— start of SOURCE DATA —

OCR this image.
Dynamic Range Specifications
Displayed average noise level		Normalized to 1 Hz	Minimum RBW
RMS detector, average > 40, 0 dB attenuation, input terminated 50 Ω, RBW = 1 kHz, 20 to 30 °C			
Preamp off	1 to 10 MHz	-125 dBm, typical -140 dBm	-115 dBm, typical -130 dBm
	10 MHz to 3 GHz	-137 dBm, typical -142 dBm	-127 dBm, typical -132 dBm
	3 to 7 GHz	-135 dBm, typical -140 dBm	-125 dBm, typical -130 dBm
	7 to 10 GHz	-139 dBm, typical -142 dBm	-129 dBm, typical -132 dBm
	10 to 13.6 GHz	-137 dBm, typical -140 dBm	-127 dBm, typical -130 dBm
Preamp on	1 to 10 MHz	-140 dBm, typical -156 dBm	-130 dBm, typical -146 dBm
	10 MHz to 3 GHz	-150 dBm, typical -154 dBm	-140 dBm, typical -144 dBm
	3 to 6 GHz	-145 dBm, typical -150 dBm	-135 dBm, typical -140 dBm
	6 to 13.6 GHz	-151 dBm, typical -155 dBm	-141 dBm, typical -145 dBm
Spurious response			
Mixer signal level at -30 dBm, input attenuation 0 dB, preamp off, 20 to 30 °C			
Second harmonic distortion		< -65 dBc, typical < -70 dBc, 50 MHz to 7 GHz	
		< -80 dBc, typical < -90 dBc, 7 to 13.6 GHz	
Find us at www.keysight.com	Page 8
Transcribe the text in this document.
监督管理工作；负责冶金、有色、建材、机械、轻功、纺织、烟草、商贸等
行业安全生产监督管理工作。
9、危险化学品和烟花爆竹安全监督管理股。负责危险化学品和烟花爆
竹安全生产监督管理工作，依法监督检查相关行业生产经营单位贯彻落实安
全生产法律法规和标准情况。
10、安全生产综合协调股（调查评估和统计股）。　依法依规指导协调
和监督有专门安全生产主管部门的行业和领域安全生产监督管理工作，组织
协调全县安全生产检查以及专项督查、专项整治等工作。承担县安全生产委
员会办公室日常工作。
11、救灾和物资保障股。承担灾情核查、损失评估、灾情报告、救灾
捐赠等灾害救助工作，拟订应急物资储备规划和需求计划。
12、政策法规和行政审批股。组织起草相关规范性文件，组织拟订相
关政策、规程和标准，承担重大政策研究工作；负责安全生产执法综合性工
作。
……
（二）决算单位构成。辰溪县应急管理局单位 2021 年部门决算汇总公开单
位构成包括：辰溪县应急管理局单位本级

— end of SOURCE DATA —

→ **WRITTEN EXERCISE**: Without leaving anything out, quote all the data.

→ **PROBLEM SOLUTION**:
OCR this image.
Dynamic Range Specifications
Displayed average noise level		Normalized to 1 Hz	Minimum RBW
RMS detector, average > 40, 0 dB attenuation, input terminated 50 Ω, RBW = 1 kHz, 20 to 30 °C			
Preamp off	1 to 10 MHz	-125 dBm, typical -140 dBm	-115 dBm, typical -130 dBm
	10 MHz to 3 GHz	-137 dBm, typical -142 dBm	-127 dBm, typical -132 dBm
	3 to 7 GHz	-135 dBm, typical -140 dBm	-125 dBm, typical -130 dBm
	7 to 10 GHz	-139 dBm, typical -142 dBm	-129 dBm, typical -132 dBm
	10 to 13.6 GHz	-137 dBm, typical -140 dBm	-127 dBm, typical -130 dBm
Preamp on	1 to 10 MHz	-140 dBm, typical -156 dBm	-130 dBm, typical -146 dBm
	10 MHz to 3 GHz	-150 dBm, typical -154 dBm	-140 dBm, typical -144 dBm
	3 to 6 GHz	-145 dBm, typical -150 dBm	-135 dBm, typical -140 dBm
	6 to 13.6 GHz	-151 dBm, typical -155 dBm	-141 dBm, typical -145 dBm
Spurious response			
Mixer signal level at -30 dBm, input attenuation 0 dB, preamp off, 20 to 30 °C			
Second harmonic distortion		< -65 dBc, typical < -70 dBc, 50 MHz to 7 GHz	
		< -80 dBc, typical < -90 dBc, 7 to 13.6 GHz	
Find us at www.keysight.com	Page 8
Transcribe the text in this document.
监督管理工作；负责冶金、有色、建材、机械、轻功、纺织、烟草、商贸等
行业安全生产监督管理工作。
9、危险化学品和烟花爆竹安全监督管理股。负责危险化学品和烟花爆
竹安全生产监督管理工作，依法监督检查相关行业生产经营单位贯彻落实安
全生产法律法规和标准情况。
10、安全生产综合协调股（调查评估和统计股）。　依法依规指导协调
和监督有专门安全生产主管部门的行业和领域安全生产监督管理工作，组织
协调全县安全生产检查以及专项督查、专项整治等工作。承担县安全生产委
员会办公室日常工作。
11、救灾和物资保障股。承担灾情核查、损失评估、灾情报告、救灾
捐赠等灾害救助工作，拟订应急物资储备规划和需求计划。
12、政策法规和行政审批股。组织起草相关规范性文件，组织拟订相
关政策、规程和标准，承担重大政策研究工作；负责安全生产执法综合性工
作。
……
（二）决算单位构成。辰溪县应急管理局单位 2021 年部门决算汇总公开单
位构成包括：辰溪县应急管理局单位本级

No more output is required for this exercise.